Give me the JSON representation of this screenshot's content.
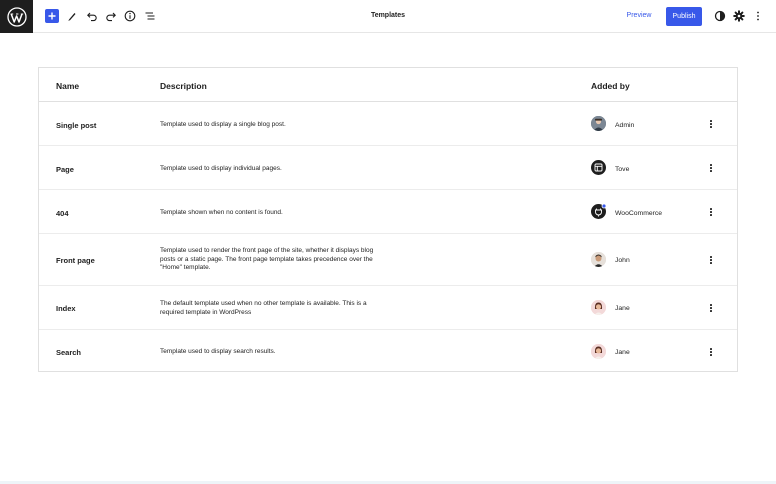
{
  "header": {
    "title": "Templates",
    "preview_label": "Preview",
    "publish_label": "Publish"
  },
  "table": {
    "columns": {
      "name": "Name",
      "description": "Description",
      "added_by": "Added by"
    },
    "rows": [
      {
        "name": "Single post",
        "description": "Template used to display a single blog post.",
        "author": "Admin",
        "avatar": "admin-avatar"
      },
      {
        "name": "Page",
        "description": "Template used to display individual pages.",
        "author": "Tove",
        "avatar": "theme-layout-icon"
      },
      {
        "name": "404",
        "description": "Template shown when no content is found.",
        "author": "WooCommerce",
        "avatar": "plugin-icon"
      },
      {
        "name": "Front page",
        "description": "Template used to render the front page of the site, whether it displays blog posts or a static page. The front page template takes precedence over the \"Home\" template.",
        "author": "John",
        "avatar": "john-avatar"
      },
      {
        "name": "Index",
        "description": "The default template used when no other template is available. This is a required template in WordPress",
        "author": "Jane",
        "avatar": "jane-avatar"
      },
      {
        "name": "Search",
        "description": "Template used to display search results.",
        "author": "Jane",
        "avatar": "jane-avatar"
      }
    ]
  },
  "colors": {
    "accent": "#3858e9",
    "dark": "#1e1e1e",
    "border": "#e0e0e0"
  }
}
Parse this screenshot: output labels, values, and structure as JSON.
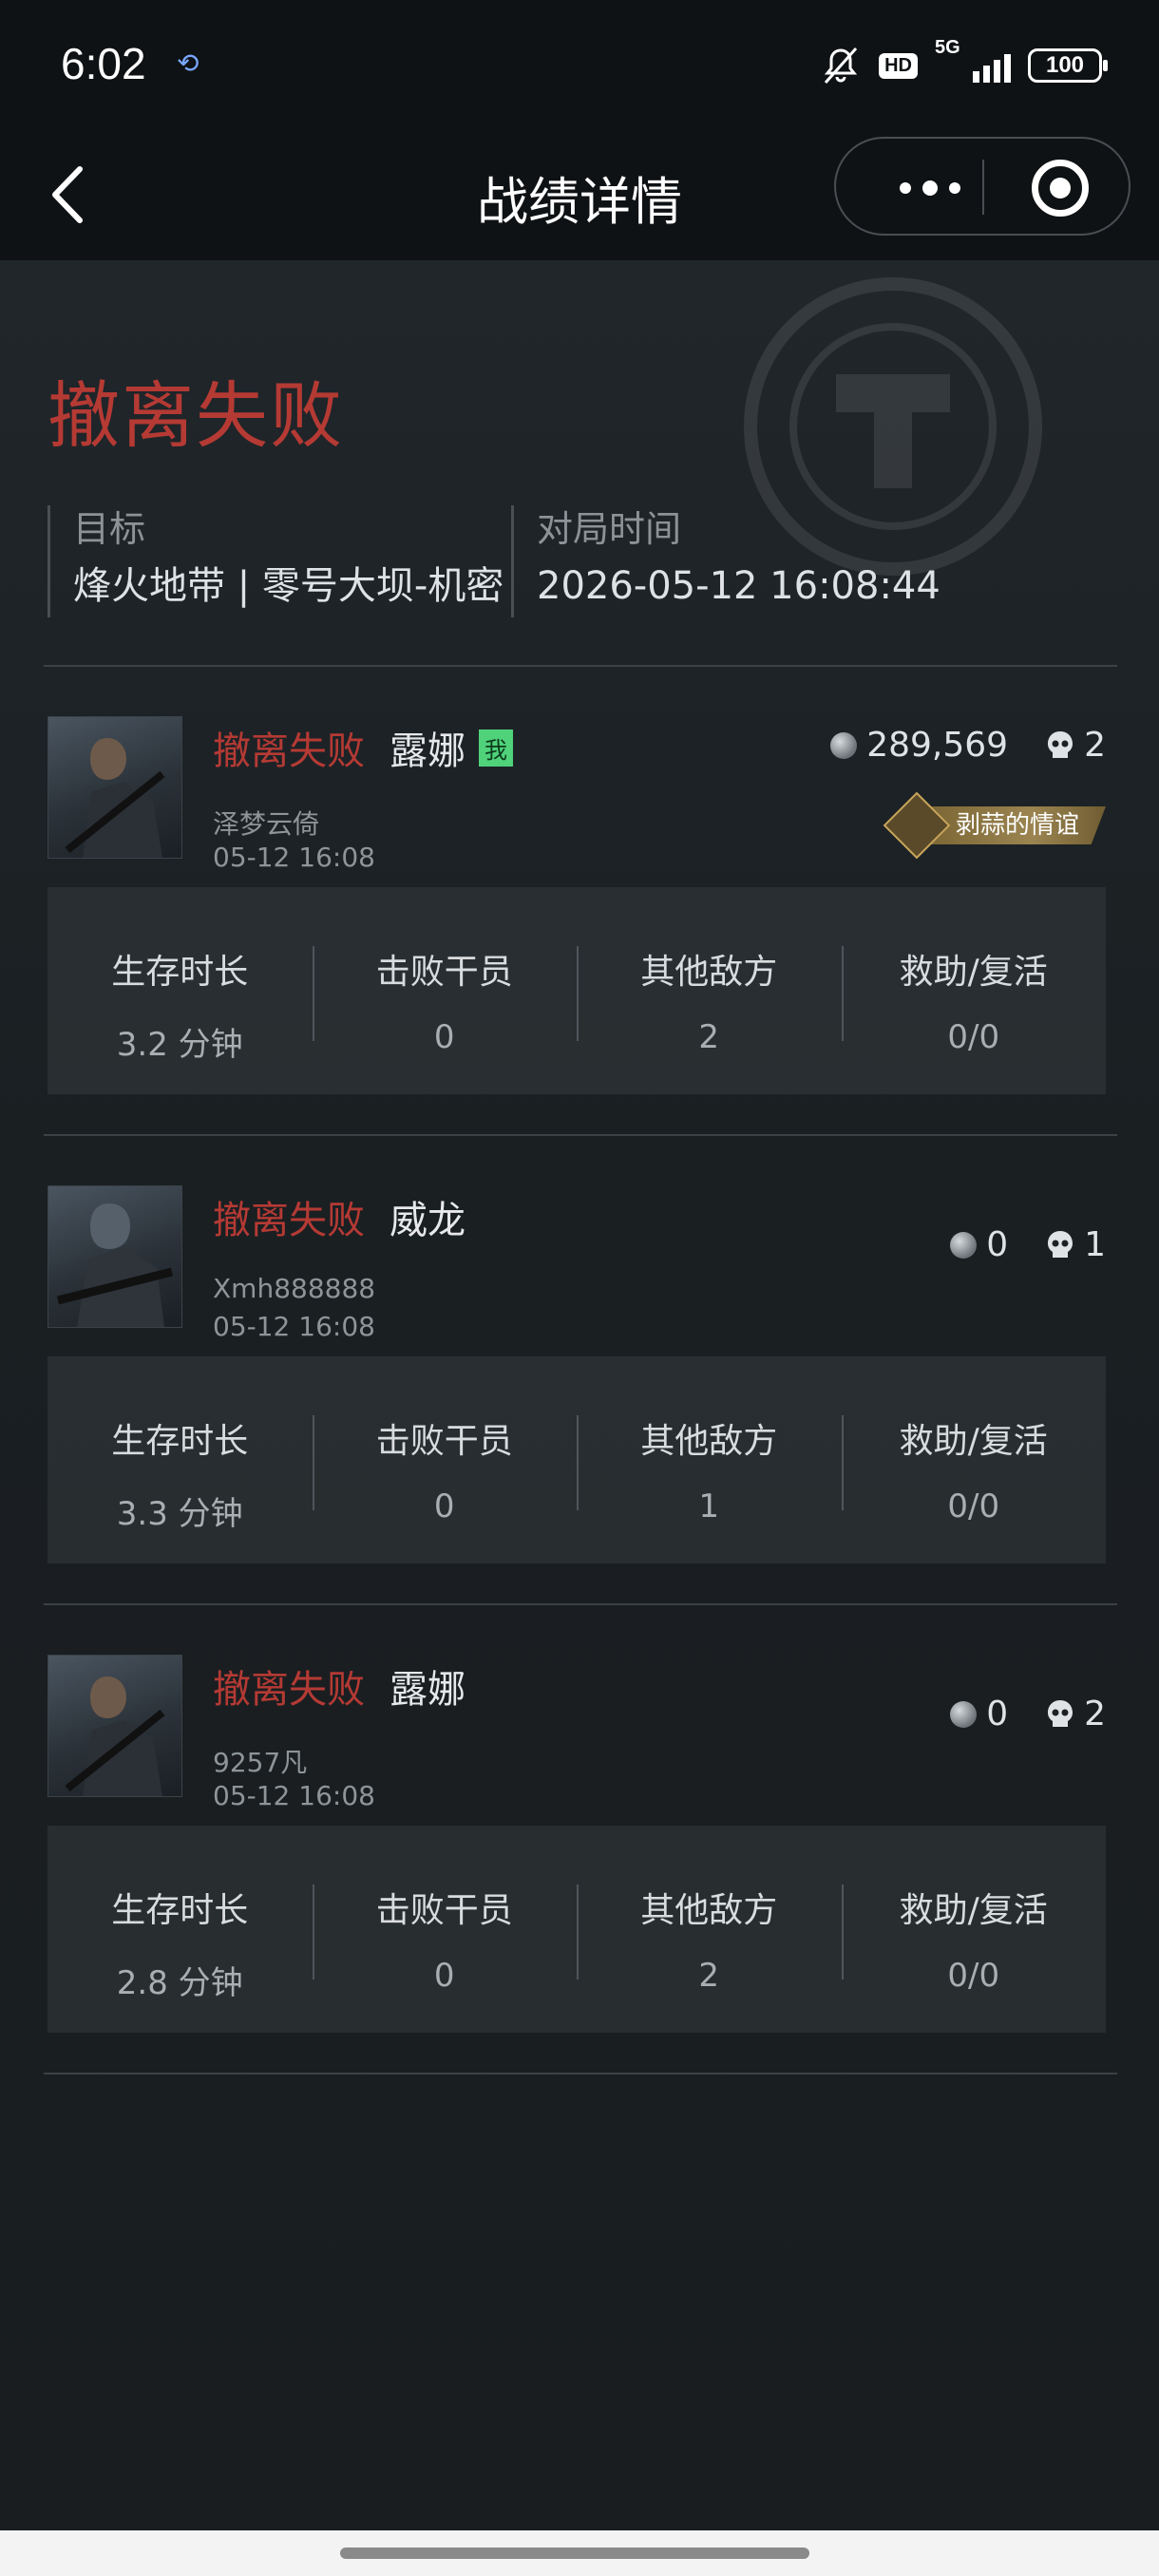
{
  "status_bar": {
    "time": "6:02",
    "hd_label": "HD",
    "network": "5G",
    "battery": "100"
  },
  "nav": {
    "title": "战绩详情"
  },
  "summary": {
    "result": "撤离失败",
    "target_label": "目标",
    "target_value": "烽火地带 | 零号大坝-机密",
    "time_label": "对局时间",
    "time_value": "2026-05-12 16:08:44"
  },
  "stat_labels": {
    "survival": "生存时长",
    "kills": "击败干员",
    "other": "其他敌方",
    "assist": "救助/复活"
  },
  "players": [
    {
      "status": "撤离失败",
      "name": "露娜",
      "me_badge": "我",
      "account": "泽梦云倚",
      "time": "05-12 16:08",
      "coins": "289,569",
      "skulls": "2",
      "tag": "剥蒜的情谊",
      "survival": "3.2 分钟",
      "kills": "0",
      "other": "2",
      "assist": "0/0"
    },
    {
      "status": "撤离失败",
      "name": "威龙",
      "account": "Xmh888888",
      "time": "05-12 16:08",
      "coins": "0",
      "skulls": "1",
      "survival": "3.3 分钟",
      "kills": "0",
      "other": "1",
      "assist": "0/0"
    },
    {
      "status": "撤离失败",
      "name": "露娜",
      "account": "9257凡",
      "time": "05-12 16:08",
      "coins": "0",
      "skulls": "2",
      "survival": "2.8 分钟",
      "kills": "0",
      "other": "2",
      "assist": "0/0"
    }
  ]
}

— INSTRUCTIONS TO FOLLOW —
Repeat the full listing above exactly, with no pictures in the copy.

— TASK RESULT —
Give me the JSON representation of this screenshot's content.
{
  "header": {
    "title": "Templates",
    "preview_label": "Preview",
    "publish_label": "Publish"
  },
  "table": {
    "columns": {
      "name": "Name",
      "description": "Description",
      "added_by": "Added by"
    },
    "rows": [
      {
        "name": "Single post",
        "description": "Template used to display a single blog post.",
        "author": "Admin",
        "avatar": "admin-avatar"
      },
      {
        "name": "Page",
        "description": "Template used to display individual pages.",
        "author": "Tove",
        "avatar": "theme-layout-icon"
      },
      {
        "name": "404",
        "description": "Template shown when no content is found.",
        "author": "WooCommerce",
        "avatar": "plugin-icon"
      },
      {
        "name": "Front page",
        "description": "Template used to render the front page of the site, whether it displays blog posts or a static page. The front page template takes precedence over the \"Home\" template.",
        "author": "John",
        "avatar": "john-avatar"
      },
      {
        "name": "Index",
        "description": "The default template used when no other template is available. This is a required template in WordPress",
        "author": "Jane",
        "avatar": "jane-avatar"
      },
      {
        "name": "Search",
        "description": "Template used to display search results.",
        "author": "Jane",
        "avatar": "jane-avatar"
      }
    ]
  },
  "colors": {
    "accent": "#3858e9",
    "dark": "#1e1e1e",
    "border": "#e0e0e0"
  }
}
Parse this screenshot: output labels, values, and structure as JSON.
{
  "status_bar": {
    "time": "6:02",
    "hd_label": "HD",
    "network": "5G",
    "battery": "100"
  },
  "nav": {
    "title": "战绩详情"
  },
  "summary": {
    "result": "撤离失败",
    "target_label": "目标",
    "target_value": "烽火地带 | 零号大坝-机密",
    "time_label": "对局时间",
    "time_value": "2026-05-12 16:08:44"
  },
  "stat_labels": {
    "survival": "生存时长",
    "kills": "击败干员",
    "other": "其他敌方",
    "assist": "救助/复活"
  },
  "players": [
    {
      "status": "撤离失败",
      "name": "露娜",
      "me_badge": "我",
      "account": "泽梦云倚",
      "time": "05-12 16:08",
      "coins": "289,569",
      "skulls": "2",
      "tag": "剥蒜的情谊",
      "survival": "3.2 分钟",
      "kills": "0",
      "other": "2",
      "assist": "0/0"
    },
    {
      "status": "撤离失败",
      "name": "威龙",
      "account": "Xmh888888",
      "time": "05-12 16:08",
      "coins": "0",
      "skulls": "1",
      "survival": "3.3 分钟",
      "kills": "0",
      "other": "1",
      "assist": "0/0"
    },
    {
      "status": "撤离失败",
      "name": "露娜",
      "account": "9257凡",
      "time": "05-12 16:08",
      "coins": "0",
      "skulls": "2",
      "survival": "2.8 分钟",
      "kills": "0",
      "other": "2",
      "assist": "0/0"
    }
  ]
}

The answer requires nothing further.